Items from a figure collection:
--------------------------------------------------
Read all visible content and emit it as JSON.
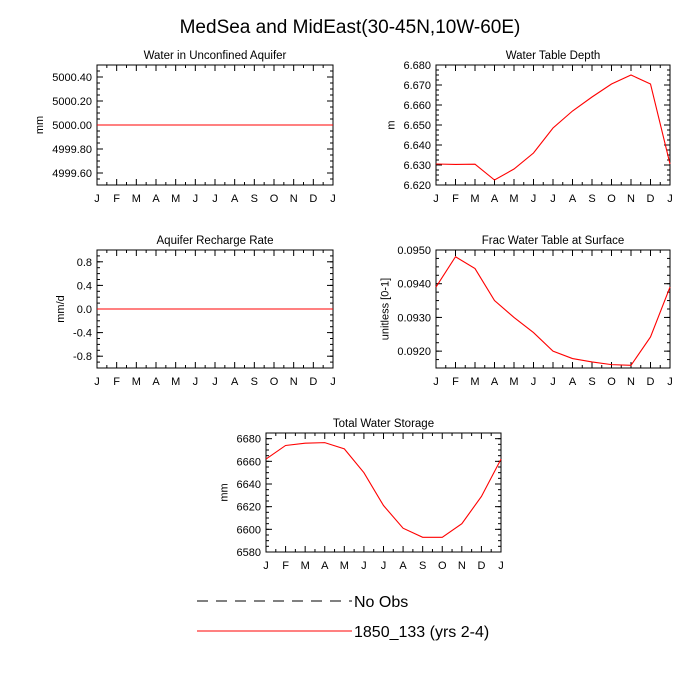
{
  "figure": {
    "title": "MedSea and MidEast(30-45N,10W-60E)"
  },
  "legend": {
    "entries": [
      {
        "label": "No Obs",
        "color": "#000000",
        "style": "dashed"
      },
      {
        "label": "1850_133 (yrs 2-4)",
        "color": "#ff0000",
        "style": "solid"
      }
    ]
  },
  "chart_data": [
    {
      "type": "line",
      "title": "Water in Unconfined Aquifer",
      "ylabel": "mm",
      "x": [
        "J",
        "F",
        "M",
        "A",
        "M",
        "J",
        "J",
        "A",
        "S",
        "O",
        "N",
        "D",
        "J"
      ],
      "ylim": [
        4999.5,
        5000.5
      ],
      "yticks": [
        4999.6,
        4999.8,
        5000.0,
        5000.2,
        5000.4
      ],
      "ytick_labels": [
        "4999.60",
        "4999.80",
        "5000.00",
        "5000.20",
        "5000.40"
      ],
      "yminor": 0.05,
      "series": [
        {
          "name": "1850_133 (yrs 2-4)",
          "color": "#ff0000",
          "values": [
            5000,
            5000,
            5000,
            5000,
            5000,
            5000,
            5000,
            5000,
            5000,
            5000,
            5000,
            5000,
            5000
          ]
        }
      ]
    },
    {
      "type": "line",
      "title": "Water Table Depth",
      "ylabel": "m",
      "x": [
        "J",
        "F",
        "M",
        "A",
        "M",
        "J",
        "J",
        "A",
        "S",
        "O",
        "N",
        "D",
        "J"
      ],
      "ylim": [
        6.62,
        6.68
      ],
      "yticks": [
        6.62,
        6.63,
        6.64,
        6.65,
        6.66,
        6.67,
        6.68
      ],
      "ytick_labels": [
        "6.620",
        "6.630",
        "6.640",
        "6.650",
        "6.660",
        "6.670",
        "6.680"
      ],
      "yminor": 0.0025,
      "series": [
        {
          "name": "1850_133 (yrs 2-4)",
          "color": "#ff0000",
          "values": [
            6.6305,
            6.6303,
            6.6304,
            6.6225,
            6.628,
            6.636,
            6.6485,
            6.657,
            6.664,
            6.6705,
            6.675,
            6.6705,
            6.6305
          ]
        }
      ]
    },
    {
      "type": "line",
      "title": "Aquifer Recharge Rate",
      "ylabel": "mm/d",
      "x": [
        "J",
        "F",
        "M",
        "A",
        "M",
        "J",
        "J",
        "A",
        "S",
        "O",
        "N",
        "D",
        "J"
      ],
      "ylim": [
        -1.0,
        1.0
      ],
      "yticks": [
        -0.8,
        -0.4,
        0.0,
        0.4,
        0.8
      ],
      "ytick_labels": [
        "-0.8",
        "-0.4",
        "0.0",
        "0.4",
        "0.8"
      ],
      "yminor": 0.1,
      "series": [
        {
          "name": "1850_133 (yrs 2-4)",
          "color": "#ff0000",
          "values": [
            0,
            0,
            0,
            0,
            0,
            0,
            0,
            0,
            0,
            0,
            0,
            0,
            0
          ]
        }
      ]
    },
    {
      "type": "line",
      "title": "Frac Water Table at Surface",
      "ylabel": "unitless [0-1]",
      "x": [
        "J",
        "F",
        "M",
        "A",
        "M",
        "J",
        "J",
        "A",
        "S",
        "O",
        "N",
        "D",
        "J"
      ],
      "ylim": [
        0.0915,
        0.095
      ],
      "yticks": [
        0.092,
        0.093,
        0.094,
        0.095
      ],
      "ytick_labels": [
        "0.0920",
        "0.0930",
        "0.0940",
        "0.0950"
      ],
      "yminor": 0.00025,
      "series": [
        {
          "name": "1850_133 (yrs 2-4)",
          "color": "#ff0000",
          "values": [
            0.0939,
            0.0948,
            0.09445,
            0.0935,
            0.093,
            0.09255,
            0.092,
            0.09178,
            0.09168,
            0.0916,
            0.09158,
            0.09242,
            0.0939
          ]
        }
      ]
    },
    {
      "type": "line",
      "title": "Total Water Storage",
      "ylabel": "mm",
      "x": [
        "J",
        "F",
        "M",
        "A",
        "M",
        "J",
        "J",
        "A",
        "S",
        "O",
        "N",
        "D",
        "J"
      ],
      "ylim": [
        6580,
        6685
      ],
      "yticks": [
        6580,
        6600,
        6620,
        6640,
        6660,
        6680
      ],
      "ytick_labels": [
        "6580",
        "6600",
        "6620",
        "6640",
        "6660",
        "6680"
      ],
      "yminor": 5,
      "series": [
        {
          "name": "1850_133 (yrs 2-4)",
          "color": "#ff0000",
          "values": [
            6662,
            6674,
            6676,
            6676.5,
            6671,
            6650,
            6621,
            6601,
            6593,
            6593,
            6605,
            6629,
            6662
          ]
        }
      ]
    }
  ]
}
--------------------------------------------------
- WHAT YOU NEED TO DO -
Copy each line above that contains the string "title".

- REPLY -
    "title": "MedSea and MidEast(30-45N,10W-60E)"
      "title": "Water in Unconfined Aquifer",
      "title": "Water Table Depth",
      "title": "Aquifer Recharge Rate",
      "title": "Frac Water Table at Surface",
      "title": "Total Water Storage",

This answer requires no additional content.